**WHAT THE TASK ASKS:** What follows is a set of records; repeat all of them exactly.

(begin)

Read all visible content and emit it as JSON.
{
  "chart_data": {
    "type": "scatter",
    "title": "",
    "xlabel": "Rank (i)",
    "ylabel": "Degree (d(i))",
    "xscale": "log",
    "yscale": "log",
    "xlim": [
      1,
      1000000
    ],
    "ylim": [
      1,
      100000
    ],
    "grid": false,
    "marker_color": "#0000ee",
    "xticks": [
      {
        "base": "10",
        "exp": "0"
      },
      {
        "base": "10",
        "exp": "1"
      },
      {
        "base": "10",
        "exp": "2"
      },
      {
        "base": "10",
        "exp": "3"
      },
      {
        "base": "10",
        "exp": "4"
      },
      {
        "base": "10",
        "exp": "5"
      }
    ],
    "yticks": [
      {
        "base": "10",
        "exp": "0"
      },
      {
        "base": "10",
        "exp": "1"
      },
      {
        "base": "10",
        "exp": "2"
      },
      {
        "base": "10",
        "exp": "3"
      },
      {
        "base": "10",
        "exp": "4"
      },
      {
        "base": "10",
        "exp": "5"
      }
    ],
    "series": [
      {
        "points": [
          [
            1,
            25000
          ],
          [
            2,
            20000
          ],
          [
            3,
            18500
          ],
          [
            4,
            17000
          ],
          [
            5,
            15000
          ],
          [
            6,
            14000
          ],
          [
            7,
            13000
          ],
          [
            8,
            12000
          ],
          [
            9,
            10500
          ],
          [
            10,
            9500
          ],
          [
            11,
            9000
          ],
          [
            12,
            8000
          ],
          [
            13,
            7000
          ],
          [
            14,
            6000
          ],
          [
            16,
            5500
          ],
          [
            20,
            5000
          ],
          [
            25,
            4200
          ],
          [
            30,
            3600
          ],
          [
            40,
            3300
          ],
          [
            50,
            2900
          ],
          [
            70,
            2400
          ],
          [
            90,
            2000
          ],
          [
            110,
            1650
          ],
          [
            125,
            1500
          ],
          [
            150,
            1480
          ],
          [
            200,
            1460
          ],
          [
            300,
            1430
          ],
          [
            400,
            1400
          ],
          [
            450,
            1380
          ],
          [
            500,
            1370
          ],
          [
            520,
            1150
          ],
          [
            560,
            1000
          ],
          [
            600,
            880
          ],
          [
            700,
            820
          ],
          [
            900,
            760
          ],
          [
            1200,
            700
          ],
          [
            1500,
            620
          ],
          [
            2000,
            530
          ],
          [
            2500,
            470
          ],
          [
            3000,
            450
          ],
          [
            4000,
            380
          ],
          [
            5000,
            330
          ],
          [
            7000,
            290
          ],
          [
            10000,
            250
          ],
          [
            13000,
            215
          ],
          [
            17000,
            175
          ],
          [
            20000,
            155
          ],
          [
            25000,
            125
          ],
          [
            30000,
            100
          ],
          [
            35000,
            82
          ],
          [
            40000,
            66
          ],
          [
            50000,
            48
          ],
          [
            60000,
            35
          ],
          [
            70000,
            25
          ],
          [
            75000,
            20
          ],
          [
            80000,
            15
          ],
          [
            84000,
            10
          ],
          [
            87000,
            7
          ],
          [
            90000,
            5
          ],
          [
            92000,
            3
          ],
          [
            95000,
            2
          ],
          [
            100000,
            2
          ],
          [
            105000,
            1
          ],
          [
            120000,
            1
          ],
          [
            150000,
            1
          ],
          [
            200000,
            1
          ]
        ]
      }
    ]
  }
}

(end)

**OUTPUT OF THE EXERCISE:**
Read all visible content and emit it as JSON.
{
  "chart_data": {
    "type": "scatter",
    "title": "",
    "xlabel": "Rank (i)",
    "ylabel": "Degree (d(i))",
    "xscale": "log",
    "yscale": "log",
    "xlim": [
      1,
      1000000
    ],
    "ylim": [
      1,
      100000
    ],
    "grid": false,
    "marker_color": "#0000ee",
    "xticks": [
      {
        "base": "10",
        "exp": "0"
      },
      {
        "base": "10",
        "exp": "1"
      },
      {
        "base": "10",
        "exp": "2"
      },
      {
        "base": "10",
        "exp": "3"
      },
      {
        "base": "10",
        "exp": "4"
      },
      {
        "base": "10",
        "exp": "5"
      }
    ],
    "yticks": [
      {
        "base": "10",
        "exp": "0"
      },
      {
        "base": "10",
        "exp": "1"
      },
      {
        "base": "10",
        "exp": "2"
      },
      {
        "base": "10",
        "exp": "3"
      },
      {
        "base": "10",
        "exp": "4"
      },
      {
        "base": "10",
        "exp": "5"
      }
    ],
    "series": [
      {
        "points": [
          [
            1,
            25000
          ],
          [
            2,
            20000
          ],
          [
            3,
            18500
          ],
          [
            4,
            17000
          ],
          [
            5,
            15000
          ],
          [
            6,
            14000
          ],
          [
            7,
            13000
          ],
          [
            8,
            12000
          ],
          [
            9,
            10500
          ],
          [
            10,
            9500
          ],
          [
            11,
            9000
          ],
          [
            12,
            8000
          ],
          [
            13,
            7000
          ],
          [
            14,
            6000
          ],
          [
            16,
            5500
          ],
          [
            20,
            5000
          ],
          [
            25,
            4200
          ],
          [
            30,
            3600
          ],
          [
            40,
            3300
          ],
          [
            50,
            2900
          ],
          [
            70,
            2400
          ],
          [
            90,
            2000
          ],
          [
            110,
            1650
          ],
          [
            125,
            1500
          ],
          [
            150,
            1480
          ],
          [
            200,
            1460
          ],
          [
            300,
            1430
          ],
          [
            400,
            1400
          ],
          [
            450,
            1380
          ],
          [
            500,
            1370
          ],
          [
            520,
            1150
          ],
          [
            560,
            1000
          ],
          [
            600,
            880
          ],
          [
            700,
            820
          ],
          [
            900,
            760
          ],
          [
            1200,
            700
          ],
          [
            1500,
            620
          ],
          [
            2000,
            530
          ],
          [
            2500,
            470
          ],
          [
            3000,
            450
          ],
          [
            4000,
            380
          ],
          [
            5000,
            330
          ],
          [
            7000,
            290
          ],
          [
            10000,
            250
          ],
          [
            13000,
            215
          ],
          [
            17000,
            175
          ],
          [
            20000,
            155
          ],
          [
            25000,
            125
          ],
          [
            30000,
            100
          ],
          [
            35000,
            82
          ],
          [
            40000,
            66
          ],
          [
            50000,
            48
          ],
          [
            60000,
            35
          ],
          [
            70000,
            25
          ],
          [
            75000,
            20
          ],
          [
            80000,
            15
          ],
          [
            84000,
            10
          ],
          [
            87000,
            7
          ],
          [
            90000,
            5
          ],
          [
            92000,
            3
          ],
          [
            95000,
            2
          ],
          [
            100000,
            2
          ],
          [
            105000,
            1
          ],
          [
            120000,
            1
          ],
          [
            150000,
            1
          ],
          [
            200000,
            1
          ]
        ]
      }
    ]
  }
}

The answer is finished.